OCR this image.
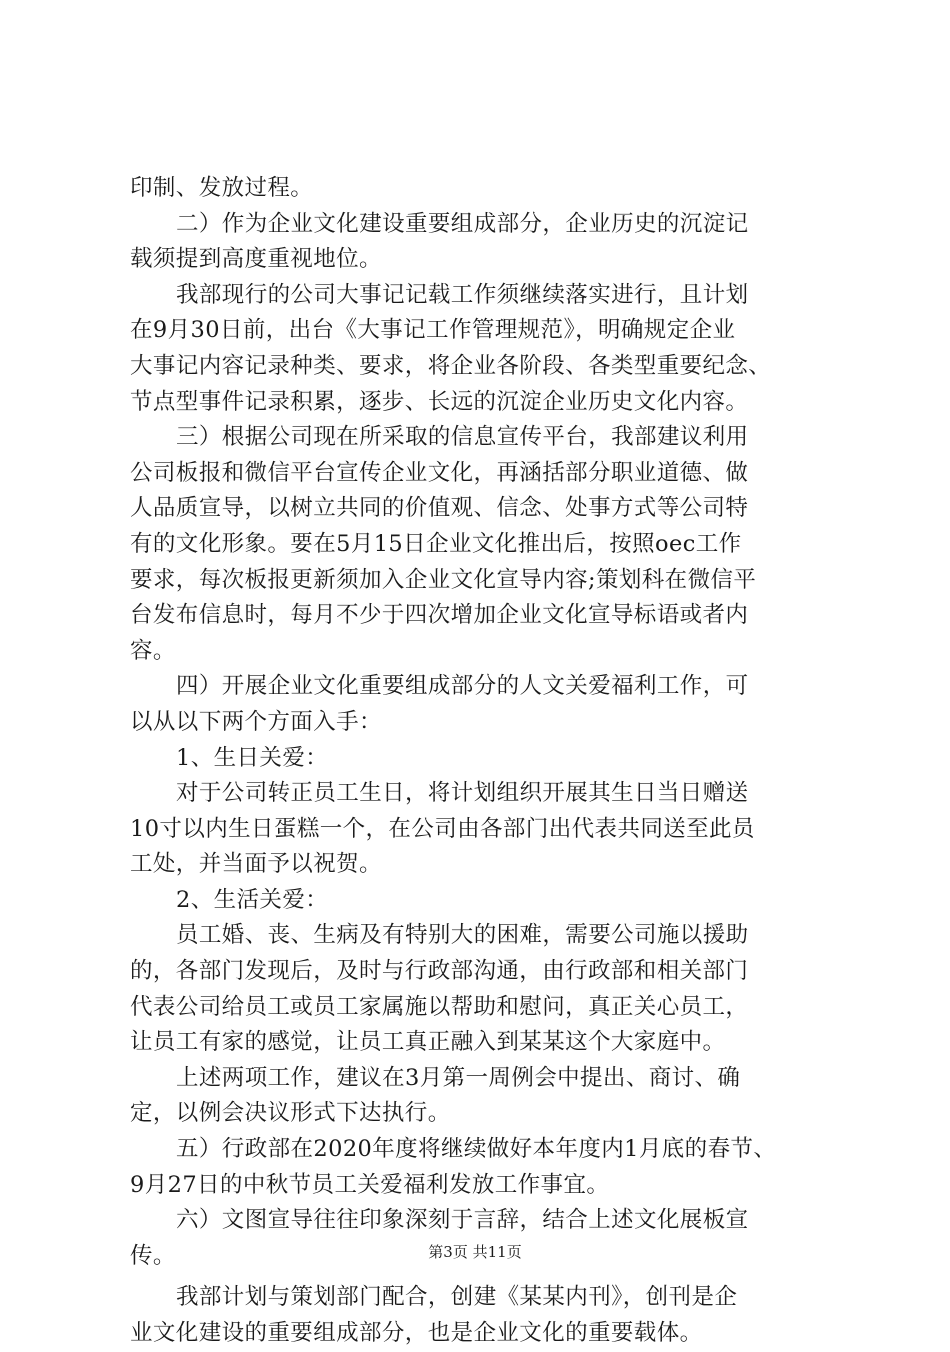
印制、发放过程。
二）作为企业文化建设重要组成部分，企业历史的沉淀记
载须提到高度重视地位。
我部现行的公司大事记记载工作须继续落实进行，且计划
在9月30日前，出台《大事记工作管理规范》，明确规定企业
大事记内容记录种类、要求，将企业各阶段、各类型重要纪念、
节点型事件记录积累，逐步、长远的沉淀企业历史文化内容。
三）根据公司现在所采取的信息宣传平台，我部建议利用
公司板报和微信平台宣传企业文化，再涵括部分职业道德、做
人品质宣导，以树立共同的价值观、信念、处事方式等公司特
有的文化形象。要在5月15日企业文化推出后，按照oec工作
要求，每次板报更新须加入企业文化宣导内容;策划科在微信平
台发布信息时，每月不少于四次增加企业文化宣导标语或者内
容。
四）开展企业文化重要组成部分的人文关爱福利工作，可
以从以下两个方面入手：
1、生日关爱：
对于公司转正员工生日，将计划组织开展其生日当日赠送
10寸以内生日蛋糕一个，在公司由各部门出代表共同送至此员
工处，并当面予以祝贺。
2、生活关爱：
员工婚、丧、生病及有特别大的困难，需要公司施以援助
的，各部门发现后，及时与行政部沟通，由行政部和相关部门
代表公司给员工或员工家属施以帮助和慰问，真正关心员工，
让员工有家的感觉，让员工真正融入到某某这个大家庭中。
上述两项工作，建议在3月第一周例会中提出、商讨、确
定，以例会决议形式下达执行。
五）行政部在2020年度将继续做好本年度内1月底的春节、
9月27日的中秋节员工关爱福利发放工作事宜。
六）文图宣导往往印象深刻于言辞，结合上述文化展板宣
传。
我部计划与策划部门配合，创建《某某内刊》，创刊是企
业文化建设的重要组成部分，也是企业文化的重要载体。
第3页 共11页
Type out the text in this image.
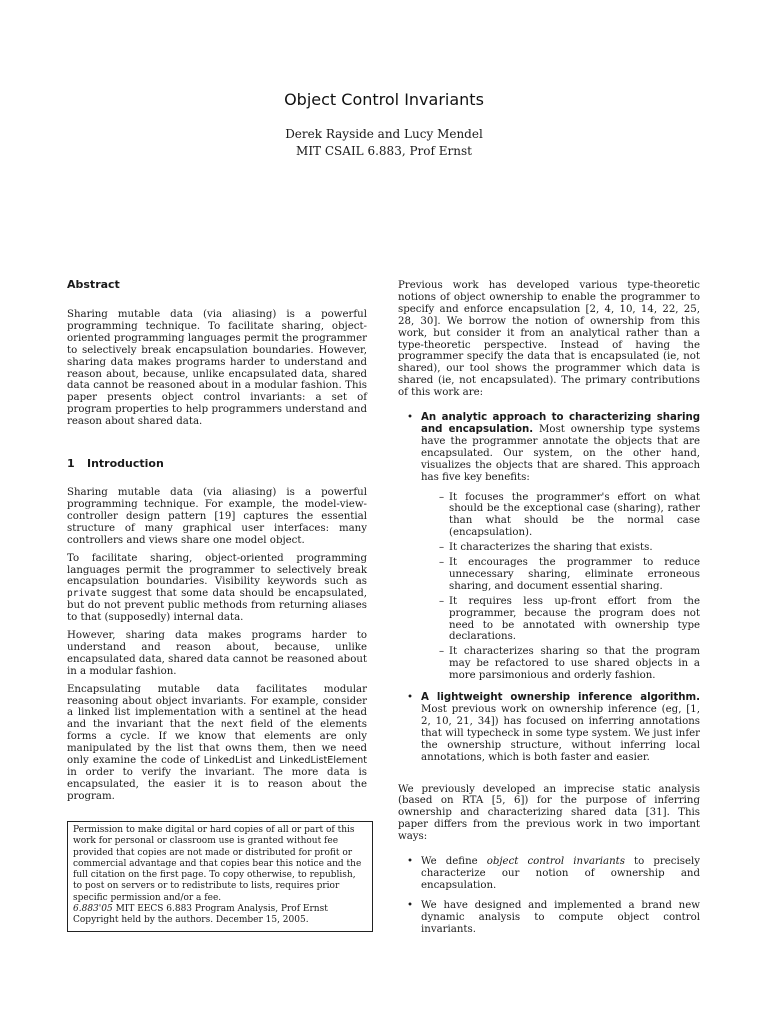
Object Control Invariants
Derek Rayside and Lucy Mendel
MIT CSAIL 6.883, Prof Ernst
Abstract

Sharing mutable data (via aliasing) is a powerful programming technique. To facilitate sharing, object-oriented programming languages permit the programmer to selectively break encapsulation boundaries. However, sharing data makes programs harder to understand and reason about, because, unlike encapsulated data, shared data cannot be reasoned about in a modular fashion. This paper presents object control invariants: a set of program properties to help programmers understand and reason about shared data.

1 Introduction

Sharing mutable data (via aliasing) is a powerful programming technique. For example, the model-view-controller design pattern [19] captures the essential structure of many graphical user interfaces: many controllers and views share one model object.

To facilitate sharing, object-oriented programming languages permit the programmer to selectively break encapsulation boundaries. Visibility keywords such as private suggest that some data should be encapsulated, but do not prevent public methods from returning aliases to that (supposedly) internal data.

However, sharing data makes programs harder to understand and reason about, because, unlike encapsulated data, shared data cannot be reasoned about in a modular fashion.

Encapsulating mutable data facilitates modular reasoning about object invariants. For example, consider a linked list implementation with a sentinel at the head and the invariant that the next field of the elements forms a cycle. If we know that elements are only manipulated by the list that owns them, then we need only examine the code of LinkedList and LinkedListElement in order to verify the invariant. The more data is encapsulated, the easier it is to reason about the program.

Permission to make digital or hard copies of all or part of this work for personal or classroom use is granted without fee provided that copies are not made or distributed for profit or commercial advantage and that copies bear this notice and the full citation on the first page. To copy otherwise, to republish, to post on servers or to redistribute to lists, requires prior specific permission and/or a fee.
6.883'05 MIT EECS 6.883 Program Analysis, Prof Ernst
Copyright held by the authors. December 15, 2005.

Previous work has developed various type-theoretic notions of object ownership to enable the programmer to specify and enforce encapsulation [2, 4, 10, 14, 22, 25, 28, 30]. We borrow the notion of ownership from this work, but consider it from an analytical rather than a type-theoretic perspective. Instead of having the programmer specify the data that is encapsulated (ie, not shared), our tool shows the programmer which data is shared (ie, not encapsulated). The primary contributions of this work are:

• An analytic approach to characterizing sharing and encapsulation. Most ownership type systems have the programmer annotate the objects that are encapsulated. Our system, on the other hand, visualizes the objects that are shared. This approach has five key benefits:
– It focuses the programmer's effort on what should be the exceptional case (sharing), rather than what should be the normal case (encapsulation).
– It characterizes the sharing that exists.
– It encourages the programmer to reduce unnecessary sharing, eliminate erroneous sharing, and document essential sharing.
– It requires less up-front effort from the programmer, because the program does not need to be annotated with ownership type declarations.
– It characterizes sharing so that the program may be refactored to use shared objects in a more parsimonious and orderly fashion.
• A lightweight ownership inference algorithm. Most previous work on ownership inference (eg, [1, 2, 10, 21, 34]) has focused on inferring annotations that will typecheck in some type system. We just infer the ownership structure, without inferring local annotations, which is both faster and easier.

We previously developed an imprecise static analysis (based on RTA [5, 6]) for the purpose of inferring ownership and characterizing shared data [31]. This paper differs from the previous work in two important ways:

• We define object control invariants to precisely characterize our notion of ownership and encapsulation.
• We have designed and implemented a brand new dynamic analysis to compute object control invariants.
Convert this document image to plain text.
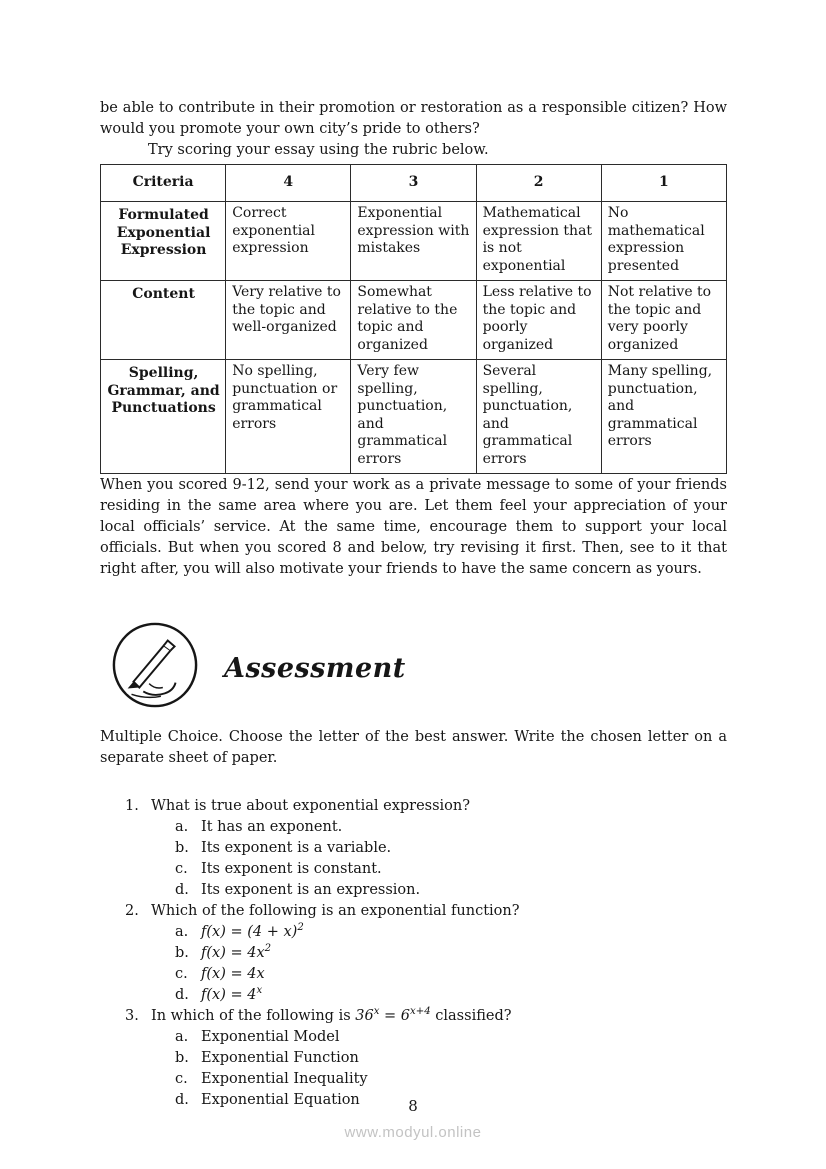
be able to contribute in their promotion or restoration as a responsible citizen? How would you promote your own city’s pride to others?

Try scoring your essay using the rubric below.

Criteria	4	3	2	1
Formulated Exponential Expression	Correct exponential expression	Exponential expression with mistakes	Mathematical expression that is not exponential	No mathematical expression presented
Content	Very relative to the topic and well-organized	Somewhat relative to the topic and organized	Less relative to the topic and poorly organized	Not relative to the topic and very poorly organized
Spelling, Grammar, and Punctuations	No spelling, punctuation or grammatical errors	Very few spelling, punctuation, and grammatical errors	Several spelling, punctuation, and grammatical errors	Many spelling, punctuation, and grammatical errors

When you scored 9-12, send your work as a private message to some of your friends residing in the same area where you are. Let them feel your appreciation of your local officials’ service. At the same time, encourage them to support your local officials. But when you scored 8 and below, try revising it first. Then, see to it that right after, you will also motivate your friends to have the same concern as yours.

Assessment

Multiple Choice. Choose the letter of the best answer. Write the chosen letter on a separate sheet of paper.

1. What is true about exponential expression?
a. It has an exponent.
b. Its exponent is a variable.
c. Its exponent is constant.
d. Its exponent is an expression.
2. Which of the following is an exponential function?
a. $f(x) = (4 + x)^2$
b. $f(x) = 4x^2$
c. f(x) = 4x
d. $f(x) = 4^x$
3. In which of the following is $36^x = 6^{x+4}$ classified?
a. Exponential Model
b. Exponential Function
c. Exponential Inequality
d. Exponential Equation	8
www.modyul.online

EXERCISE DETAILS: Without including any pictures, print all of the material exactly as given.

EXERCISE OUTPUT:
OCR this image.
印制、发放过程。
二）作为企业文化建设重要组成部分，企业历史的沉淀记
载须提到高度重视地位。
我部现行的公司大事记记载工作须继续落实进行，且计划
在9月30日前，出台《大事记工作管理规范》，明确规定企业
大事记内容记录种类、要求，将企业各阶段、各类型重要纪念、
节点型事件记录积累，逐步、长远的沉淀企业历史文化内容。
三）根据公司现在所采取的信息宣传平台，我部建议利用
公司板报和微信平台宣传企业文化，再涵括部分职业道德、做
人品质宣导，以树立共同的价值观、信念、处事方式等公司特
有的文化形象。要在5月15日企业文化推出后，按照oec工作
要求，每次板报更新须加入企业文化宣导内容;策划科在微信平
台发布信息时，每月不少于四次增加企业文化宣导标语或者内
容。
四）开展企业文化重要组成部分的人文关爱福利工作，可
以从以下两个方面入手：
1、生日关爱：
对于公司转正员工生日，将计划组织开展其生日当日赠送
10寸以内生日蛋糕一个，在公司由各部门出代表共同送至此员
工处，并当面予以祝贺。
2、生活关爱：
员工婚、丧、生病及有特别大的困难，需要公司施以援助
的，各部门发现后，及时与行政部沟通，由行政部和相关部门
代表公司给员工或员工家属施以帮助和慰问，真正关心员工，
让员工有家的感觉，让员工真正融入到某某这个大家庭中。
上述两项工作，建议在3月第一周例会中提出、商讨、确
定，以例会决议形式下达执行。
五）行政部在2020年度将继续做好本年度内1月底的春节、
9月27日的中秋节员工关爱福利发放工作事宜。
六）文图宣导往往印象深刻于言辞，结合上述文化展板宣
传。
我部计划与策划部门配合，创建《某某内刊》，创刊是企
业文化建设的重要组成部分，也是企业文化的重要载体。
第3页 共11页
Type out the text in this image.
Object Control Invariants
Derek Rayside and Lucy Mendel
MIT CSAIL 6.883, Prof Ernst
Abstract

Sharing mutable data (via aliasing) is a powerful programming technique. To facilitate sharing, object-oriented programming languages permit the programmer to selectively break encapsulation boundaries. However, sharing data makes programs harder to understand and reason about, because, unlike encapsulated data, shared data cannot be reasoned about in a modular fashion. This paper presents object control invariants: a set of program properties to help programmers understand and reason about shared data.

1 Introduction

Sharing mutable data (via aliasing) is a powerful programming technique. For example, the model-view-controller design pattern [19] captures the essential structure of many graphical user interfaces: many controllers and views share one model object.

To facilitate sharing, object-oriented programming languages permit the programmer to selectively break encapsulation boundaries. Visibility keywords such as private suggest that some data should be encapsulated, but do not prevent public methods from returning aliases to that (supposedly) internal data.

However, sharing data makes programs harder to understand and reason about, because, unlike encapsulated data, shared data cannot be reasoned about in a modular fashion.

Encapsulating mutable data facilitates modular reasoning about object invariants. For example, consider a linked list implementation with a sentinel at the head and the invariant that the next field of the elements forms a cycle. If we know that elements are only manipulated by the list that owns them, then we need only examine the code of LinkedList and LinkedListElement in order to verify the invariant. The more data is encapsulated, the easier it is to reason about the program.

Permission to make digital or hard copies of all or part of this work for personal or classroom use is granted without fee provided that copies are not made or distributed for profit or commercial advantage and that copies bear this notice and the full citation on the first page. To copy otherwise, to republish, to post on servers or to redistribute to lists, requires prior specific permission and/or a fee.
6.883'05 MIT EECS 6.883 Program Analysis, Prof Ernst
Copyright held by the authors. December 15, 2005.

Previous work has developed various type-theoretic notions of object ownership to enable the programmer to specify and enforce encapsulation [2, 4, 10, 14, 22, 25, 28, 30]. We borrow the notion of ownership from this work, but consider it from an analytical rather than a type-theoretic perspective. Instead of having the programmer specify the data that is encapsulated (ie, not shared), our tool shows the programmer which data is shared (ie, not encapsulated). The primary contributions of this work are:

• An analytic approach to characterizing sharing and encapsulation. Most ownership type systems have the programmer annotate the objects that are encapsulated. Our system, on the other hand, visualizes the objects that are shared. This approach has five key benefits:
– It focuses the programmer's effort on what should be the exceptional case (sharing), rather than what should be the normal case (encapsulation).
– It characterizes the sharing that exists.
– It encourages the programmer to reduce unnecessary sharing, eliminate erroneous sharing, and document essential sharing.
– It requires less up-front effort from the programmer, because the program does not need to be annotated with ownership type declarations.
– It characterizes sharing so that the program may be refactored to use shared objects in a more parsimonious and orderly fashion.
• A lightweight ownership inference algorithm. Most previous work on ownership inference (eg, [1, 2, 10, 21, 34]) has focused on inferring annotations that will typecheck in some type system. We just infer the ownership structure, without inferring local annotations, which is both faster and easier.

We previously developed an imprecise static analysis (based on RTA [5, 6]) for the purpose of inferring ownership and characterizing shared data [31]. This paper differs from the previous work in two important ways:

• We define object control invariants to precisely characterize our notion of ownership and encapsulation.
• We have designed and implemented a brand new dynamic analysis to compute object control invariants.
Convert this document image to plain text.
be able to contribute in their promotion or restoration as a responsible citizen? How would you promote your own city’s pride to others?

Try scoring your essay using the rubric below.

Criteria	4	3	2	1
Formulated Exponential Expression	Correct exponential expression	Exponential expression with mistakes	Mathematical expression that is not exponential	No mathematical expression presented
Content	Very relative to the topic and well-organized	Somewhat relative to the topic and organized	Less relative to the topic and poorly organized	Not relative to the topic and very poorly organized
Spelling, Grammar, and Punctuations	No spelling, punctuation or grammatical errors	Very few spelling, punctuation, and grammatical errors	Several spelling, punctuation, and grammatical errors	Many spelling, punctuation, and grammatical errors

When you scored 9-12, send your work as a private message to some of your friends residing in the same area where you are. Let them feel your appreciation of your local officials’ service. At the same time, encourage them to support your local officials. But when you scored 8 and below, try revising it first. Then, see to it that right after, you will also motivate your friends to have the same concern as yours.

Assessment

Multiple Choice. Choose the letter of the best answer. Write the chosen letter on a separate sheet of paper.

1. What is true about exponential expression?
a. It has an exponent.
b. Its exponent is a variable.
c. Its exponent is constant.
d. Its exponent is an expression.
2. Which of the following is an exponential function?
a. $f(x) = (4 + x)^2$
b. $f(x) = 4x^2$
c. f(x) = 4x
d. $f(x) = 4^x$
3. In which of the following is $36^x = 6^{x+4}$ classified?
a. Exponential Model
b. Exponential Function
c. Exponential Inequality
d. Exponential Equation	8
www.modyul.online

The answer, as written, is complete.